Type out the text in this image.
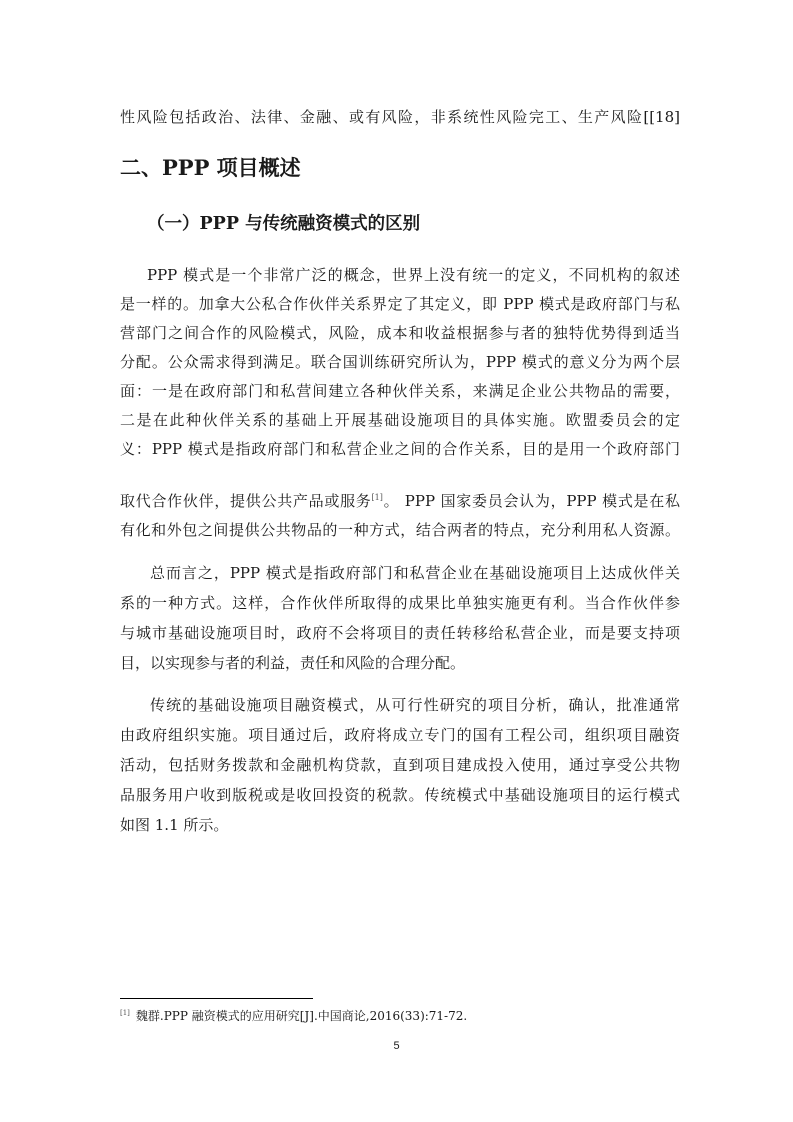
性风险包括政治、法律、金融、或有风险，非系统性风险完工、生产风险[[18]
二、PPP 项目概述
（一）PPP 与传统融资模式的区别
PPP 模式是一个非常广泛的概念，世界上没有统一的定义，不同机构的叙述
是一样的。加拿大公私合作伙伴关系界定了其定义，即 PPP 模式是政府部门与私
营部门之间合作的风险模式，风险，成本和收益根据参与者的独特优势得到适当
分配。公众需求得到满足。联合国训练研究所认为，PPP 模式的意义分为两个层
面：一是在政府部门和私营间建立各种伙伴关系，来满足企业公共物品的需要，
二是在此种伙伴关系的基础上开展基础设施项目的具体实施。欧盟委员会的定
义：PPP 模式是指政府部门和私营企业之间的合作关系，目的是用一个政府部门
取代合作伙伴，提供公共产品或服务[1]。 PPP 国家委员会认为，PPP 模式是在私
有化和外包之间提供公共物品的一种方式，结合两者的特点，充分利用私人资源。
总而言之，PPP 模式是指政府部门和私营企业在基础设施项目上达成伙伴关
系的一种方式。这样，合作伙伴所取得的成果比单独实施更有利。当合作伙伴参
与城市基础设施项目时，政府不会将项目的责任转移给私营企业，而是要支持项
目，以实现参与者的利益，责任和风险的合理分配。
传统的基础设施项目融资模式，从可行性研究的项目分析，确认，批准通常
由政府组织实施。项目通过后，政府将成立专门的国有工程公司，组织项目融资
活动，包括财务拨款和金融机构贷款，直到项目建成投入使用，通过享受公共物
品服务用户收到版税或是收回投资的税款。传统模式中基础设施项目的运行模式
如图 1.1 所示。
[1] 魏群.PPP 融资模式的应用研究[J].中国商论,2016(33):71-72.
5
########
→ PROBLEM DESCRIPTION
Every record must be copied exactly, with the pictures left out.

→ OUTPUT BELOW
Type out the text in this image.
性风险包括政治、法律、金融、或有风险，非系统性风险完工、生产风险[[18]
二、PPP 项目概述
（一）PPP 与传统融资模式的区别
PPP 模式是一个非常广泛的概念，世界上没有统一的定义，不同机构的叙述
是一样的。加拿大公私合作伙伴关系界定了其定义，即 PPP 模式是政府部门与私
营部门之间合作的风险模式，风险，成本和收益根据参与者的独特优势得到适当
分配。公众需求得到满足。联合国训练研究所认为，PPP 模式的意义分为两个层
面：一是在政府部门和私营间建立各种伙伴关系，来满足企业公共物品的需要，
二是在此种伙伴关系的基础上开展基础设施项目的具体实施。欧盟委员会的定
义：PPP 模式是指政府部门和私营企业之间的合作关系，目的是用一个政府部门
取代合作伙伴，提供公共产品或服务[1]。 PPP 国家委员会认为，PPP 模式是在私
有化和外包之间提供公共物品的一种方式，结合两者的特点，充分利用私人资源。
总而言之，PPP 模式是指政府部门和私营企业在基础设施项目上达成伙伴关
系的一种方式。这样，合作伙伴所取得的成果比单独实施更有利。当合作伙伴参
与城市基础设施项目时，政府不会将项目的责任转移给私营企业，而是要支持项
目，以实现参与者的利益，责任和风险的合理分配。
传统的基础设施项目融资模式，从可行性研究的项目分析，确认，批准通常
由政府组织实施。项目通过后，政府将成立专门的国有工程公司，组织项目融资
活动，包括财务拨款和金融机构贷款，直到项目建成投入使用，通过享受公共物
品服务用户收到版税或是收回投资的税款。传统模式中基础设施项目的运行模式
如图 1.1 所示。
[1] 魏群.PPP 融资模式的应用研究[J].中国商论,2016(33):71-72.
5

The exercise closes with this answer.